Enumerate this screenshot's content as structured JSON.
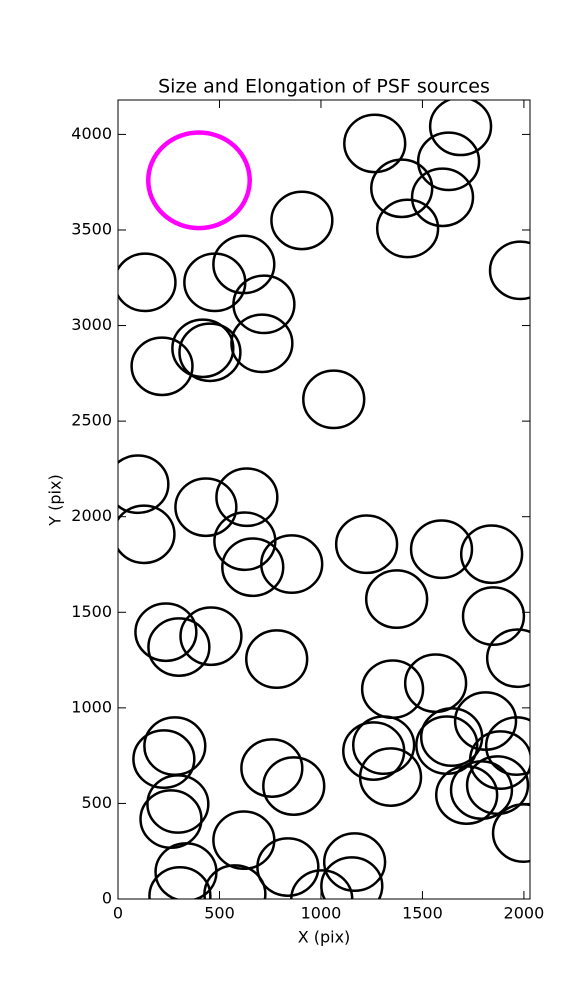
{
  "chart_data": {
    "type": "ellipses",
    "title": "Size and Elongation of PSF sources",
    "x_label": "X (pix)",
    "y_label": "Y (pix)",
    "xlim": [
      0,
      2030
    ],
    "ylim": [
      0,
      4180
    ],
    "xticks": [
      0,
      500,
      1000,
      1500,
      2000
    ],
    "yticks": [
      0,
      500,
      1000,
      1500,
      2000,
      2500,
      3000,
      3500,
      4000
    ],
    "series": [
      {
        "color": "#000000",
        "size": 300,
        "x": [
          1265,
          1688,
          1398,
          1629,
          1599,
          1427,
          906,
          133,
          620,
          477,
          719,
          1983,
          418,
          453,
          709,
          217,
          1063,
          98,
          128,
          433,
          635,
          625,
          664,
          856,
          1225,
          1594,
          1841,
          1373,
          1850,
          1969,
          236,
          300,
          458,
          782,
          1353,
          1565,
          1811,
          1644,
          1620,
          1260,
          1309,
          1343,
          1964,
          1885,
          1870,
          1791,
          1718,
          280,
          226,
          295,
          261,
          758,
          866,
          620,
          837,
          1166,
          1152,
          335,
          305,
          576,
          1004,
          1998
        ],
        "y": [
          3953,
          4042,
          3718,
          3859,
          3671,
          3508,
          3550,
          3226,
          3320,
          3226,
          3111,
          3289,
          2881,
          2860,
          2907,
          2787,
          2614,
          2170,
          1908,
          2050,
          2102,
          1872,
          1736,
          1752,
          1856,
          1830,
          1804,
          1569,
          1480,
          1260,
          1396,
          1318,
          1375,
          1255,
          1098,
          1129,
          931,
          847,
          805,
          774,
          805,
          638,
          800,
          727,
          596,
          570,
          544,
          800,
          732,
          497,
          418,
          685,
          591,
          308,
          167,
          193,
          68,
          141,
          16,
          26,
          0,
          345
        ]
      },
      {
        "color": "#ff00ff",
        "size": 500,
        "x": [
          399
        ],
        "y": [
          3760
        ]
      }
    ]
  }
}
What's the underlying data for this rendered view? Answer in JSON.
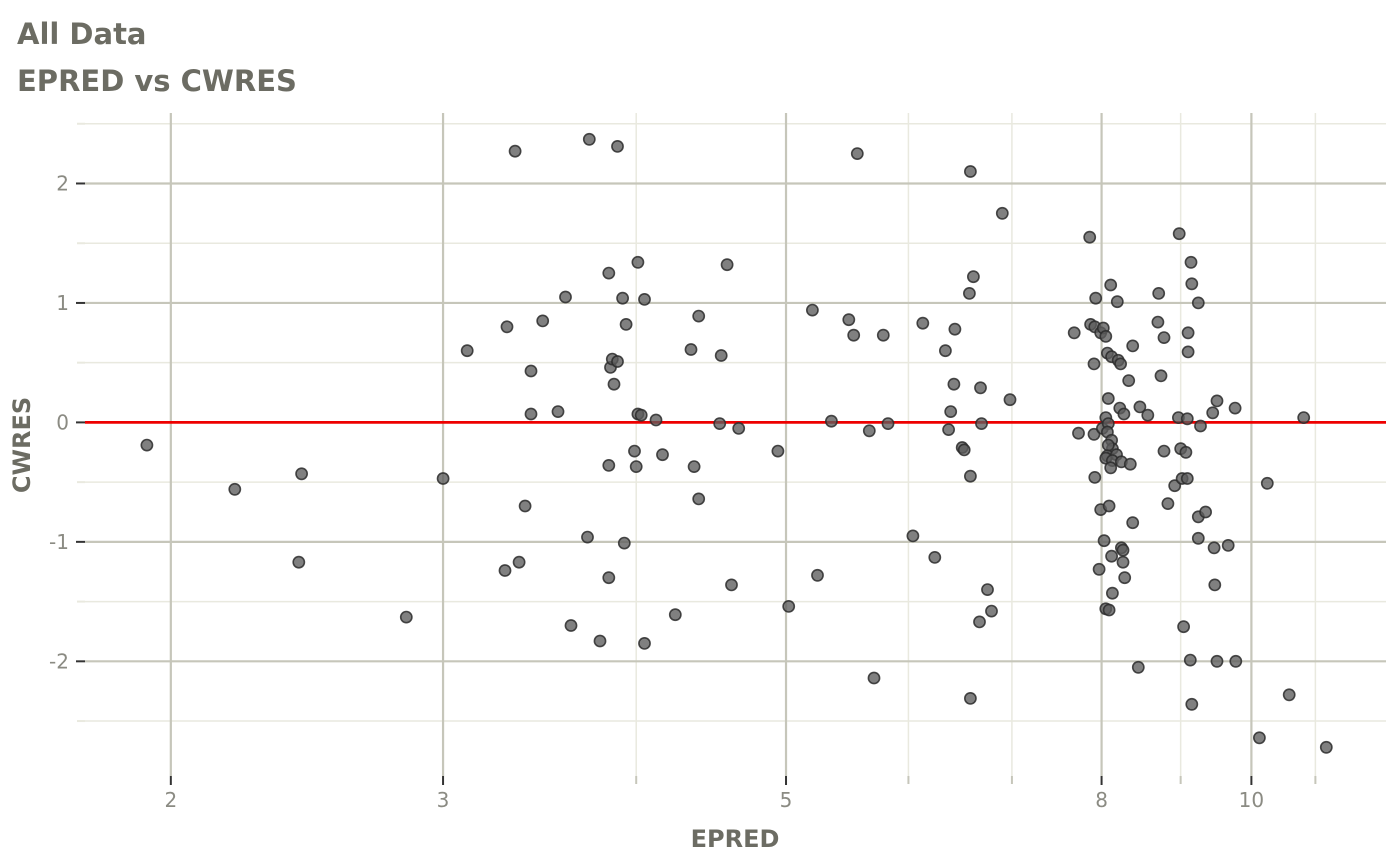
{
  "chart_data": {
    "type": "scatter",
    "title": "All Data",
    "subtitle": "EPRED vs CWRES",
    "xlabel": "EPRED",
    "ylabel": "CWRES",
    "x_scale": "log10",
    "xlim": [
      1.76,
      12.22
    ],
    "ylim": [
      -2.96,
      2.59
    ],
    "grid": true,
    "legend": false,
    "x_ticks_major": [
      2,
      3,
      5,
      8,
      10
    ],
    "x_tick_labels": [
      "2",
      "3",
      "5",
      "8",
      "10"
    ],
    "x_ticks_minor": [
      4,
      6,
      7,
      9,
      11
    ],
    "y_ticks_major": [
      -2,
      -1,
      0,
      1,
      2
    ],
    "y_tick_labels": [
      "-2",
      "-1",
      "0",
      "1",
      "2"
    ],
    "y_ticks_minor": [
      -2.5,
      -1.5,
      -0.5,
      0.5,
      1.5,
      2.5
    ],
    "reference_line_y": 0,
    "points": [
      [
        1.93,
        -0.19
      ],
      [
        2.2,
        -0.56
      ],
      [
        2.42,
        -1.17
      ],
      [
        2.43,
        -0.43
      ],
      [
        2.84,
        -1.63
      ],
      [
        3.0,
        -0.47
      ],
      [
        3.11,
        0.6
      ],
      [
        3.29,
        -1.24
      ],
      [
        3.3,
        0.8
      ],
      [
        3.34,
        2.27
      ],
      [
        3.36,
        -1.17
      ],
      [
        3.39,
        -0.7
      ],
      [
        3.42,
        0.43
      ],
      [
        3.42,
        0.07
      ],
      [
        3.48,
        0.85
      ],
      [
        3.56,
        0.09
      ],
      [
        3.6,
        1.05
      ],
      [
        3.63,
        -1.7
      ],
      [
        3.72,
        -0.96
      ],
      [
        3.73,
        2.37
      ],
      [
        3.79,
        -1.83
      ],
      [
        3.84,
        1.25
      ],
      [
        3.84,
        -0.36
      ],
      [
        3.84,
        -1.3
      ],
      [
        3.85,
        0.46
      ],
      [
        3.86,
        0.53
      ],
      [
        3.87,
        0.32
      ],
      [
        3.89,
        0.51
      ],
      [
        3.89,
        2.31
      ],
      [
        3.92,
        1.04
      ],
      [
        3.93,
        -1.01
      ],
      [
        3.94,
        0.82
      ],
      [
        3.99,
        -0.24
      ],
      [
        4.0,
        -0.37
      ],
      [
        4.01,
        1.34
      ],
      [
        4.01,
        0.07
      ],
      [
        4.03,
        0.06
      ],
      [
        4.05,
        1.03
      ],
      [
        4.05,
        -1.85
      ],
      [
        4.12,
        0.02
      ],
      [
        4.16,
        -0.27
      ],
      [
        4.24,
        -1.61
      ],
      [
        4.34,
        0.61
      ],
      [
        4.36,
        -0.37
      ],
      [
        4.39,
        0.89
      ],
      [
        4.39,
        -0.64
      ],
      [
        4.53,
        -0.01
      ],
      [
        4.54,
        0.56
      ],
      [
        4.58,
        1.32
      ],
      [
        4.61,
        -1.36
      ],
      [
        4.66,
        -0.05
      ],
      [
        4.94,
        -0.24
      ],
      [
        5.02,
        -1.54
      ],
      [
        5.2,
        0.94
      ],
      [
        5.24,
        -1.28
      ],
      [
        5.35,
        0.01
      ],
      [
        5.49,
        0.86
      ],
      [
        5.53,
        0.73
      ],
      [
        5.56,
        2.25
      ],
      [
        5.66,
        -0.07
      ],
      [
        5.7,
        -2.14
      ],
      [
        5.78,
        0.73
      ],
      [
        5.82,
        -0.01
      ],
      [
        6.04,
        -0.95
      ],
      [
        6.13,
        0.83
      ],
      [
        6.24,
        -1.13
      ],
      [
        6.34,
        0.6
      ],
      [
        6.37,
        -0.06
      ],
      [
        6.39,
        0.09
      ],
      [
        6.42,
        0.32
      ],
      [
        6.43,
        0.78
      ],
      [
        6.5,
        -0.21
      ],
      [
        6.52,
        -0.23
      ],
      [
        6.57,
        1.08
      ],
      [
        6.58,
        2.1
      ],
      [
        6.58,
        -0.45
      ],
      [
        6.58,
        -2.31
      ],
      [
        6.61,
        1.22
      ],
      [
        6.67,
        -1.67
      ],
      [
        6.68,
        0.29
      ],
      [
        6.69,
        -0.01
      ],
      [
        6.75,
        -1.4
      ],
      [
        6.79,
        -1.58
      ],
      [
        6.9,
        1.75
      ],
      [
        6.98,
        0.19
      ],
      [
        7.68,
        0.75
      ],
      [
        7.73,
        -0.09
      ],
      [
        7.86,
        1.55
      ],
      [
        7.87,
        0.82
      ],
      [
        7.91,
        0.49
      ],
      [
        7.91,
        -0.1
      ],
      [
        7.92,
        0.8
      ],
      [
        7.92,
        -0.46
      ],
      [
        7.93,
        1.04
      ],
      [
        7.97,
        -1.23
      ],
      [
        7.99,
        0.75
      ],
      [
        7.99,
        -0.73
      ],
      [
        8.02,
        0.79
      ],
      [
        8.05,
        0.72
      ],
      [
        8.03,
        -0.99
      ],
      [
        8.01,
        -0.05
      ],
      [
        8.05,
        0.04
      ],
      [
        8.08,
        -0.01
      ],
      [
        8.07,
        -0.08
      ],
      [
        8.08,
        0.2
      ],
      [
        8.09,
        -0.7
      ],
      [
        8.05,
        -1.56
      ],
      [
        8.09,
        -1.57
      ],
      [
        8.11,
        1.15
      ],
      [
        8.12,
        -0.15
      ],
      [
        8.07,
        0.58
      ],
      [
        8.12,
        0.55
      ],
      [
        8.13,
        -0.22
      ],
      [
        8.08,
        -0.19
      ],
      [
        8.07,
        -0.28
      ],
      [
        8.18,
        -0.27
      ],
      [
        8.05,
        -0.3
      ],
      [
        8.13,
        -0.32
      ],
      [
        8.24,
        -0.33
      ],
      [
        8.35,
        -0.35
      ],
      [
        8.11,
        -0.38
      ],
      [
        8.12,
        -1.12
      ],
      [
        8.13,
        -1.43
      ],
      [
        8.19,
        1.01
      ],
      [
        8.2,
        0.52
      ],
      [
        8.23,
        0.49
      ],
      [
        8.22,
        0.12
      ],
      [
        8.27,
        0.07
      ],
      [
        8.24,
        -1.05
      ],
      [
        8.26,
        -1.07
      ],
      [
        8.26,
        -1.17
      ],
      [
        8.28,
        -1.3
      ],
      [
        8.33,
        0.35
      ],
      [
        8.38,
        0.64
      ],
      [
        8.38,
        -0.84
      ],
      [
        8.45,
        -2.05
      ],
      [
        8.47,
        0.13
      ],
      [
        8.57,
        0.06
      ],
      [
        8.7,
        0.84
      ],
      [
        8.71,
        1.08
      ],
      [
        8.74,
        0.39
      ],
      [
        8.78,
        0.71
      ],
      [
        8.78,
        -0.24
      ],
      [
        8.83,
        -0.68
      ],
      [
        8.92,
        -0.53
      ],
      [
        8.97,
        0.04
      ],
      [
        8.98,
        1.58
      ],
      [
        9.0,
        -0.22
      ],
      [
        9.02,
        -0.47
      ],
      [
        9.04,
        -1.71
      ],
      [
        9.07,
        -0.25
      ],
      [
        9.09,
        -0.47
      ],
      [
        9.09,
        0.03
      ],
      [
        9.1,
        0.75
      ],
      [
        9.1,
        0.59
      ],
      [
        9.13,
        -1.99
      ],
      [
        9.14,
        1.34
      ],
      [
        9.15,
        1.16
      ],
      [
        9.15,
        -2.36
      ],
      [
        9.24,
        1.0
      ],
      [
        9.24,
        -0.79
      ],
      [
        9.24,
        -0.97
      ],
      [
        9.27,
        -0.03
      ],
      [
        9.34,
        -0.75
      ],
      [
        9.44,
        0.08
      ],
      [
        9.46,
        -1.05
      ],
      [
        9.47,
        -1.36
      ],
      [
        9.5,
        0.18
      ],
      [
        9.5,
        -2.0
      ],
      [
        9.66,
        -1.03
      ],
      [
        9.76,
        0.12
      ],
      [
        9.77,
        -2.0
      ],
      [
        10.12,
        -2.64
      ],
      [
        10.24,
        -0.51
      ],
      [
        10.58,
        -2.28
      ],
      [
        10.81,
        0.04
      ],
      [
        11.18,
        -2.72
      ]
    ]
  },
  "colors": {
    "background": "#ffffff",
    "grid_major": "#c6c6ba",
    "grid_minor": "#e9e9df",
    "reference_line": "#ee0000",
    "point_fill": "#5c5c5c",
    "point_stroke": "#2b2b2b",
    "title_text": "#6c6c63",
    "tick_text": "#8b8b83",
    "tick_mark": "#333333"
  }
}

# # # # #

## To be done
Among the entries above, identify all lines with "EPRED" and copy them.

## The reply
    "subtitle": "EPRED vs CWRES",
    "xlabel": "EPRED",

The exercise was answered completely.